*Excerpt provided*:
-*-*-

I believe Uber can see your texts. there is a relay number which routes the text through their server where they can intercept it. I once got an email from Uber telling me I was texting my riders more than the average for my area. How did they know his but for the relay intercept?
But, I don't know that they can actually read the text, but they do know that I sent one to the rider, for his reason. Given what I know about Uber, I'm fairly certain they can, and do, read texts to riders. Therefore, be very careful about what you text your riders, no attitudes, be polite, professional, etc.


----------



## Jagent (Jan 29, 2017)

I hope they are listening to me. I got a few things to say.


----------



## Oscar Levant (Aug 15, 2014)

Jagent said:


> I hope they are listening to me. I got a few things to say.


I voiced my opinion about Travis on more than one occasion, and I found it odd that immediately following the conversation, I get an email asking me to rate "whether or not I would refer Uber to someone" on a scale of 1 - 10. ya think?


----------



## Jagent (Jan 29, 2017)

-*-*-

*Supplied data*:
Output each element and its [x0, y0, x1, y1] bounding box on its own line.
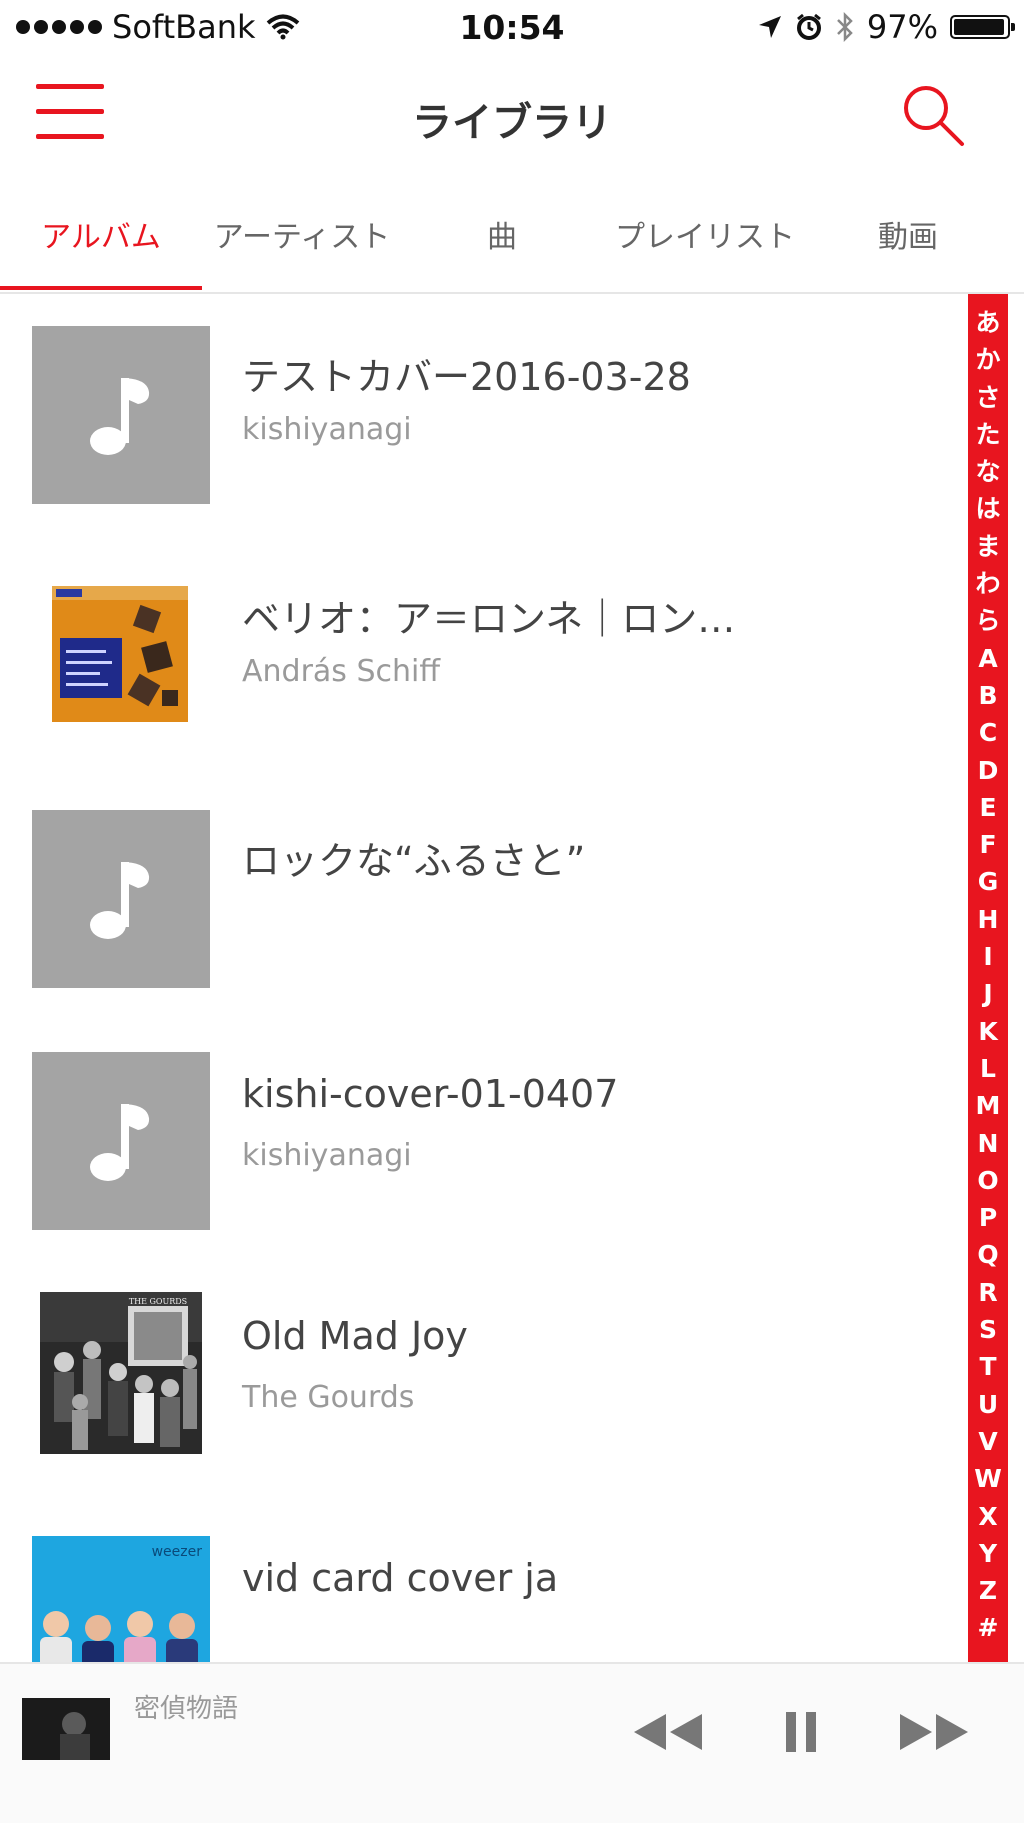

-*-*-

*Tasks to perform*:
1. Can you rewrite the stretch of the Uber forum thread from "## Oscar Levant" through "10. ya think?", with "Travis" changed to "the company"?
2. How would you render this sentence from the Uber forum thread in Spanish: "Therefore, be very careful about what you text your riders, no attitudes, be polite, professional, etc."?
3. Could you write the next part of the Uber forum thread, picking up after its final post?

*Final answers*:
1.
## Oscar Levant (Aug 15, 2014)

Jagent said:


> I hope they are listening to me. I got a few things to say.


I voiced my opinion about the company on more than one occasion, and I found it odd that immediately following the conversation, I get an email asking me to rate "whether or not I would refer Uber to someone" on a scale of 1 - 10. ya think?

2. Por lo tanto, ten mucho cuidado con lo que les escribes a tus pasajeros: nada de actitudes, sé cortés, profesional, etc.

3.
Oscar Levant said:


> I voiced my opinion about Travis on more than one occasion, and I found it odd that immediately following the conversation, I get an email asking me to rate "whether or not I would refer Uber to someone" on a scale of 1 - 10. ya think?


Very possible. Probably not human ears. More like an algorithm response to key words in whatever you said.


----------



## DocT (Jul 16, 2015)

Oscar Levant said:


> *I voiced my opinion* about Travis on more than one occasion, and I found it odd that *immediately following the conversation, I get an email asking me to rate *"whether or not I would refer Uber to someone" on a scale of 1 - 10. ya think?


That makes sense. Try conversing about pay rates and upfront fares with your pax (which I did recently), and 1-2 rides later I got the "How well do you understand your earnings" question.

This would actually be fun. Everyone should try this out.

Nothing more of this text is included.